Collect all the lines that mention the word "Website".

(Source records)
--- START ---

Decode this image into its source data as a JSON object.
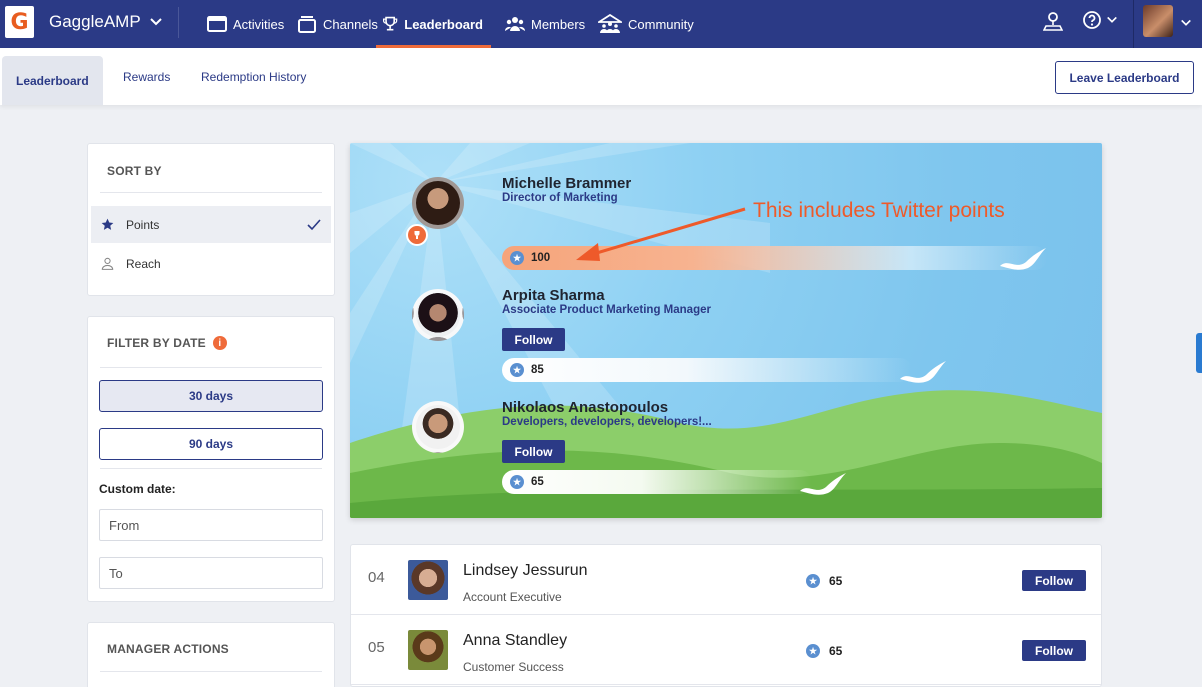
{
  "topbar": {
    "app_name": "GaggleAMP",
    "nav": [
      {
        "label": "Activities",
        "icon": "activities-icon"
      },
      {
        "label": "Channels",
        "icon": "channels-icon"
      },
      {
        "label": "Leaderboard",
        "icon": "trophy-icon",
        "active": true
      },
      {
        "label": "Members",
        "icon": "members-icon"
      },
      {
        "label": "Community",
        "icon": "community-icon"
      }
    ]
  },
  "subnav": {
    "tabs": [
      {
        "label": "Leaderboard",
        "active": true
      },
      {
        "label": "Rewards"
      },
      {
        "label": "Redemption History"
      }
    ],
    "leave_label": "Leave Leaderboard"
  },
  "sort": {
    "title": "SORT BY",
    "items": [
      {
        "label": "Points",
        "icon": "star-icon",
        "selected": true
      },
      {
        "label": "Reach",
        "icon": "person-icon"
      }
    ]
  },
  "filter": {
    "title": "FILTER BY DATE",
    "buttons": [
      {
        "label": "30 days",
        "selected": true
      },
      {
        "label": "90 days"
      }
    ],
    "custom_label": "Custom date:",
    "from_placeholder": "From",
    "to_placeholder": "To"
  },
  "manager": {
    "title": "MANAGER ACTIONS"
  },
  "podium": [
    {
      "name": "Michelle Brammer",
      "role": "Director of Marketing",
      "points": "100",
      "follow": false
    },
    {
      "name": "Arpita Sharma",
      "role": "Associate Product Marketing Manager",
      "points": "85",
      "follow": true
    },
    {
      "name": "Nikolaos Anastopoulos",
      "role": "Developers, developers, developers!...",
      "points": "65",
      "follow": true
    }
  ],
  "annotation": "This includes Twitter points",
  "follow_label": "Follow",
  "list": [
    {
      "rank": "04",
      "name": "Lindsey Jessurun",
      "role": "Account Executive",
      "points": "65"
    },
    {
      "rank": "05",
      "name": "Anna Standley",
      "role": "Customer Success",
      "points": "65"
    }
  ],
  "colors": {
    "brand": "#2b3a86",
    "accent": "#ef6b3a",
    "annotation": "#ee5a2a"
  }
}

--- END ---
--- START ---

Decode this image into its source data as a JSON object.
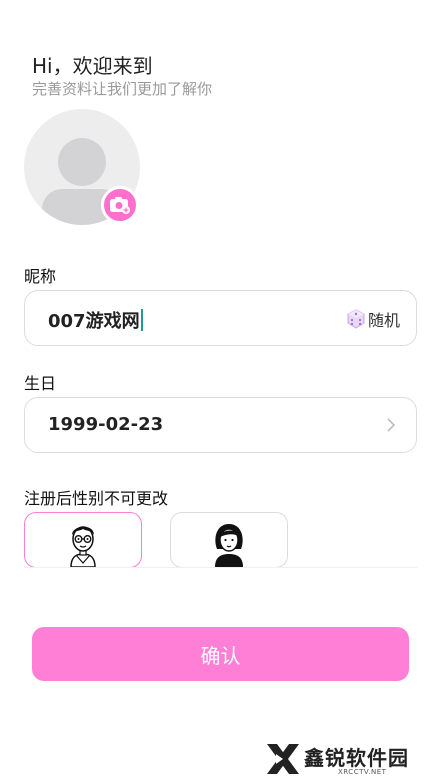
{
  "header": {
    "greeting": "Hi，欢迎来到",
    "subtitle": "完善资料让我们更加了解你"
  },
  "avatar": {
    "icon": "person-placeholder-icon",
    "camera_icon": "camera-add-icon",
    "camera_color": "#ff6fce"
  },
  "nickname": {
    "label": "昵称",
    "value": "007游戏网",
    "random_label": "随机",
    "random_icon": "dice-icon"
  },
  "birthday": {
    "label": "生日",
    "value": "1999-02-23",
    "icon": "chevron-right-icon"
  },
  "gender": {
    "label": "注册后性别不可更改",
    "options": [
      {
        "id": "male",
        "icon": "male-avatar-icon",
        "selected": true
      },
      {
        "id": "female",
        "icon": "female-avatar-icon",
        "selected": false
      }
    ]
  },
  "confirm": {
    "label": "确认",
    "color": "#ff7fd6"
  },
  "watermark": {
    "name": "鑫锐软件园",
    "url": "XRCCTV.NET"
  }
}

--- END ---
--- START ---

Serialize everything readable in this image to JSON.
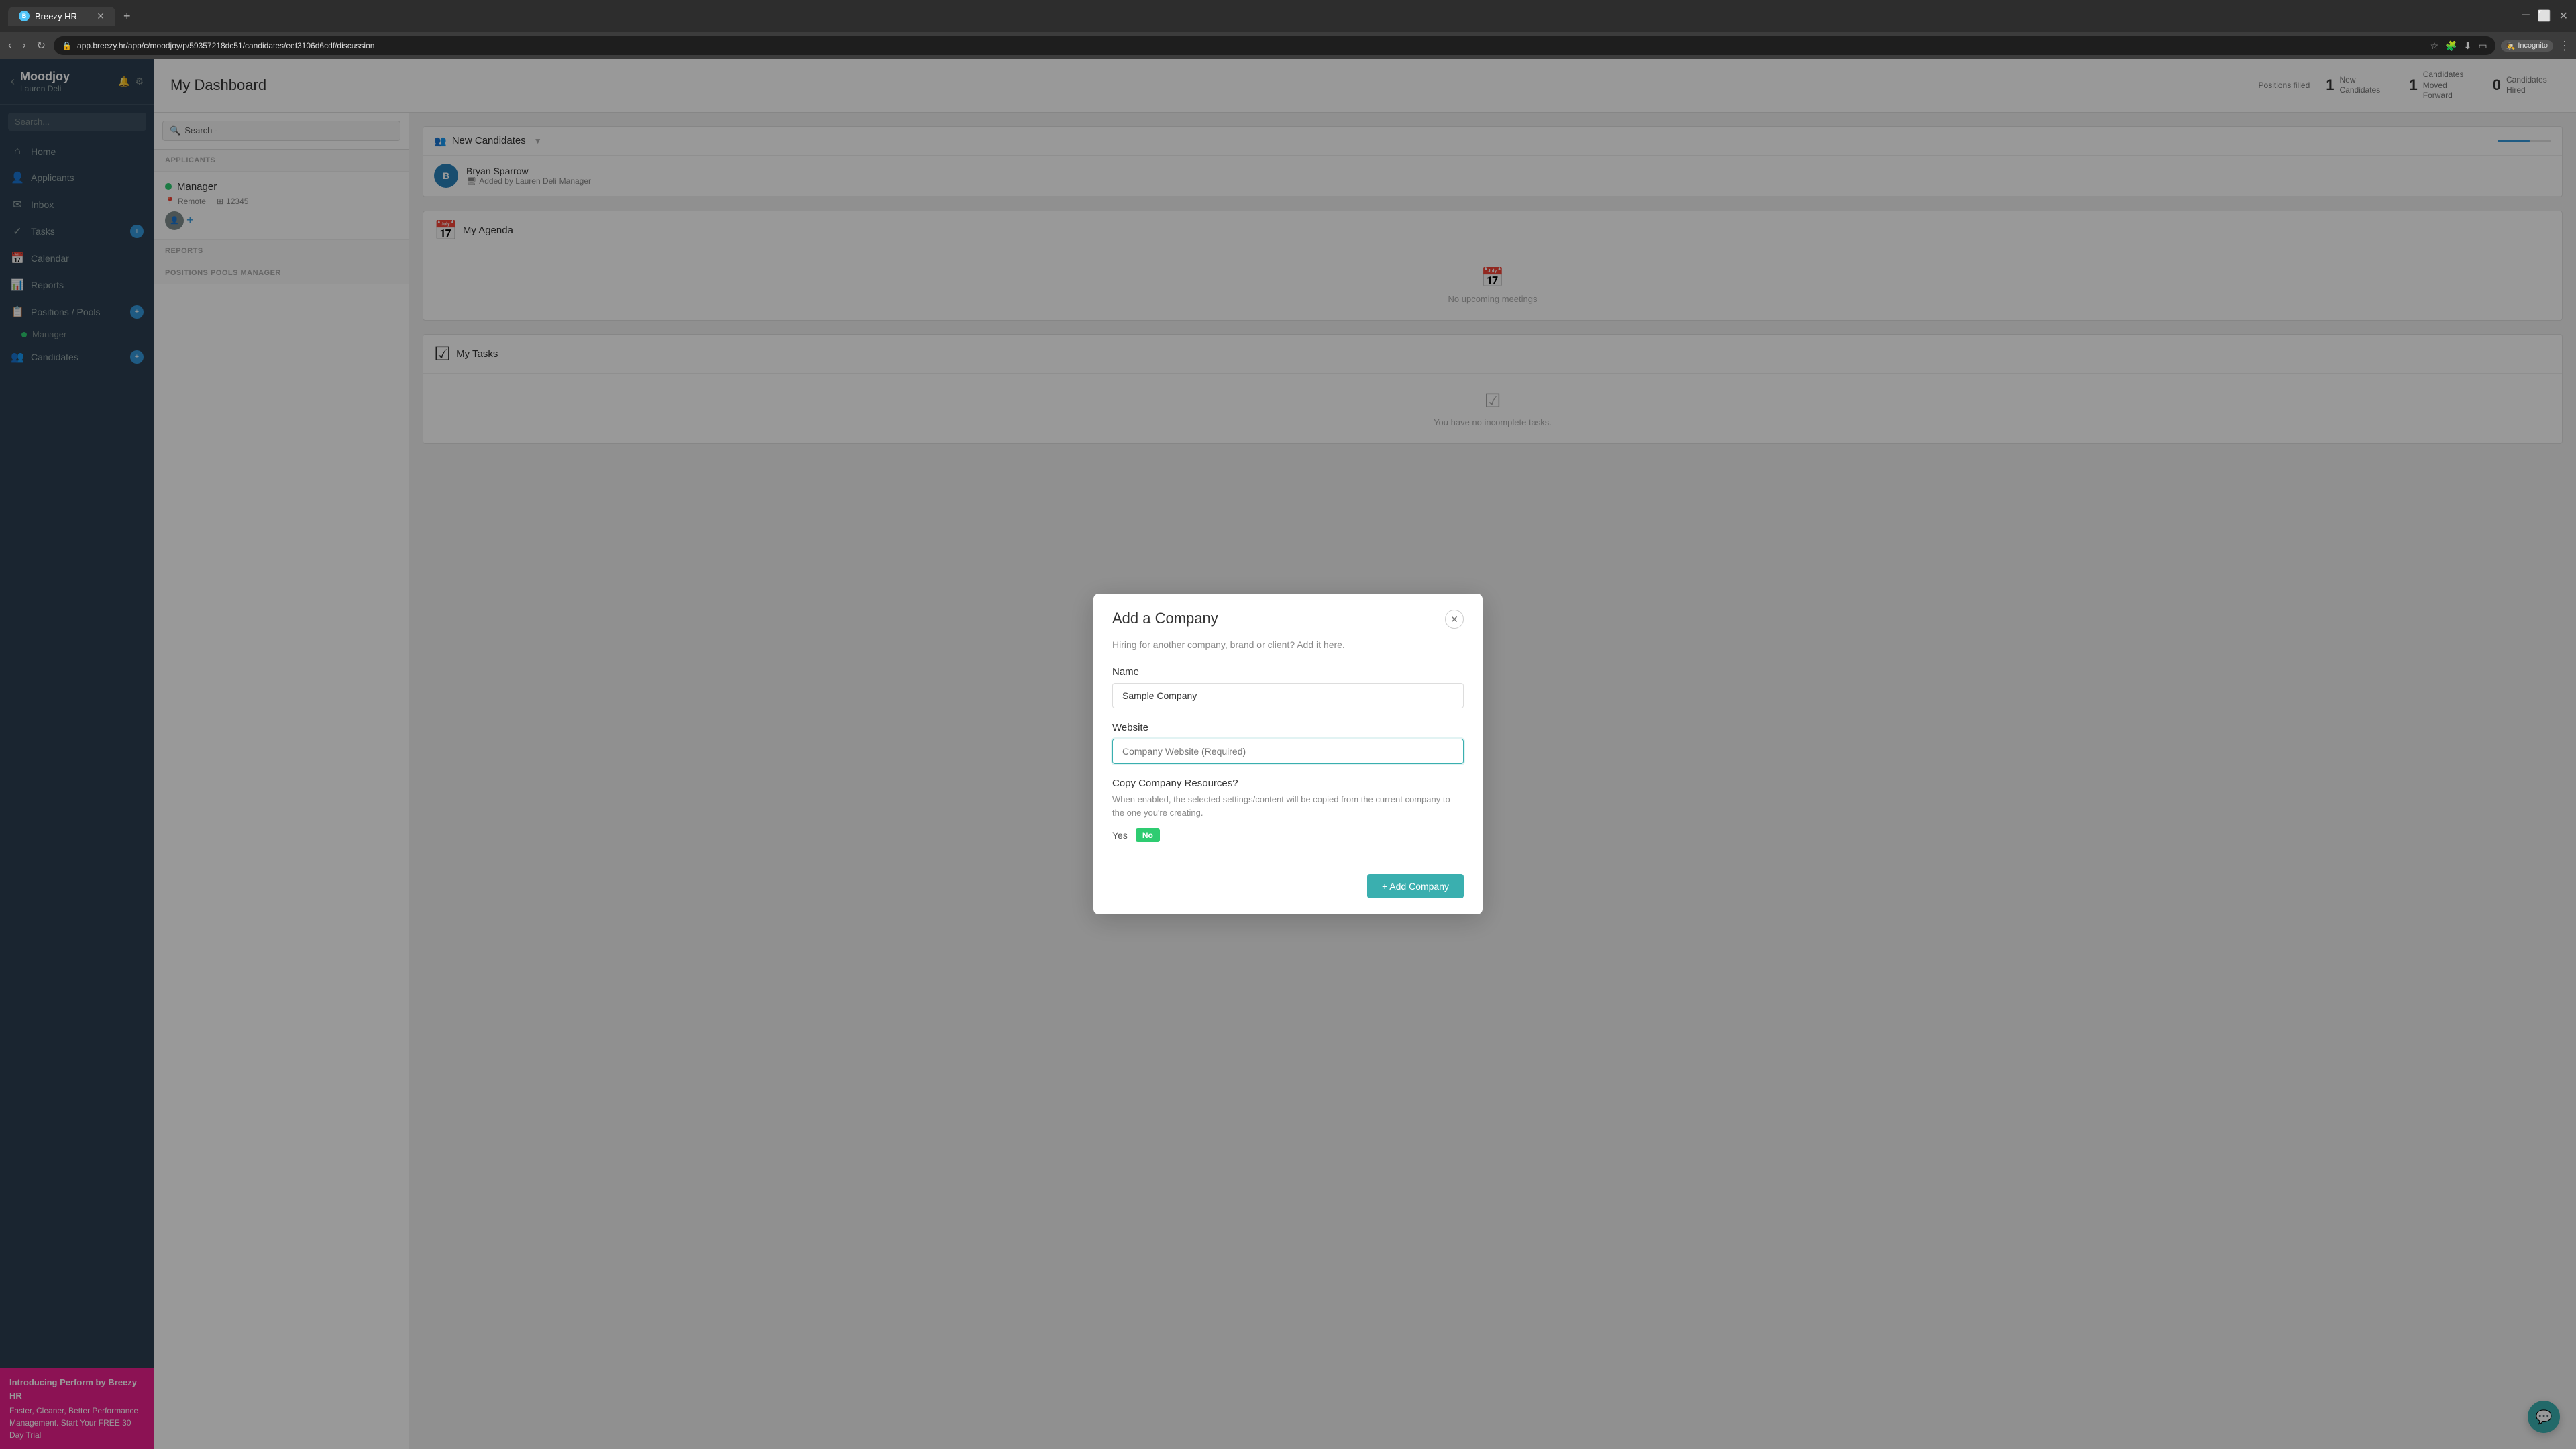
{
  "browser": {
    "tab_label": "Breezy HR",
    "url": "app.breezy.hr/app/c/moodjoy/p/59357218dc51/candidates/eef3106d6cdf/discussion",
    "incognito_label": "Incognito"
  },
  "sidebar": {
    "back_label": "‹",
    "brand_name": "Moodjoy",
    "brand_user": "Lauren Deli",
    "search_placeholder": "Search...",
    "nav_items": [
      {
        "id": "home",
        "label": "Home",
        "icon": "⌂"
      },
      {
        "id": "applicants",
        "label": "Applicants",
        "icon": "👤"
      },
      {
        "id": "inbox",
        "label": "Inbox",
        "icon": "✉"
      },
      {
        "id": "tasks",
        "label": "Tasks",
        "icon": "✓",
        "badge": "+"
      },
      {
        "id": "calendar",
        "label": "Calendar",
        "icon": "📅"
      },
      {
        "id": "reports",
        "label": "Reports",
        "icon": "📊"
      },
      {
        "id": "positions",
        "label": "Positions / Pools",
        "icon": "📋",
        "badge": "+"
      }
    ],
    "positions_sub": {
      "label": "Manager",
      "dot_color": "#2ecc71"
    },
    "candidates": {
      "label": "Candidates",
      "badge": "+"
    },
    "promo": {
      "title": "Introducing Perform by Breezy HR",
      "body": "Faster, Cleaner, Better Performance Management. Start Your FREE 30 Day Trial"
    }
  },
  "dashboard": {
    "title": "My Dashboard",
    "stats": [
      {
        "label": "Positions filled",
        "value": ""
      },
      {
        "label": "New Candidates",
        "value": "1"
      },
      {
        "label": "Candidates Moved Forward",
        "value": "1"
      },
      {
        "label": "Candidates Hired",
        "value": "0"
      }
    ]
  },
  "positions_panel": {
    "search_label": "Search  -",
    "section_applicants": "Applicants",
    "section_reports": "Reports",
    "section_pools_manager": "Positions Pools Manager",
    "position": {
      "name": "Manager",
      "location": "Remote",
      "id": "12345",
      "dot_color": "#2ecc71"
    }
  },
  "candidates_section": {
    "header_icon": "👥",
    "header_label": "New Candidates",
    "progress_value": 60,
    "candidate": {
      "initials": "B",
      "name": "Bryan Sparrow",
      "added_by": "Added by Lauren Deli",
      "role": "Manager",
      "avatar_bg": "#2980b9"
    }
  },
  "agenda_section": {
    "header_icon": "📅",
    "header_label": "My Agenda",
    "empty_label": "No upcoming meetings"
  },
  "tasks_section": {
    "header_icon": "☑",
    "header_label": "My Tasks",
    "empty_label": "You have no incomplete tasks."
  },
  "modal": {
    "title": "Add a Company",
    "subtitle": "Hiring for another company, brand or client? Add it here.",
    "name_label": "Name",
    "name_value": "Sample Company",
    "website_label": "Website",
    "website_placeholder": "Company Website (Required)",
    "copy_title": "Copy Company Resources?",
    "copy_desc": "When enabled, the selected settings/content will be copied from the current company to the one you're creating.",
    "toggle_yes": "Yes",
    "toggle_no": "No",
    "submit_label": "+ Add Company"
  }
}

--- END ---

▶ _Result of this exercise_
    "website_label": "Website",
    "website_placeholder": "Company Website (Required)",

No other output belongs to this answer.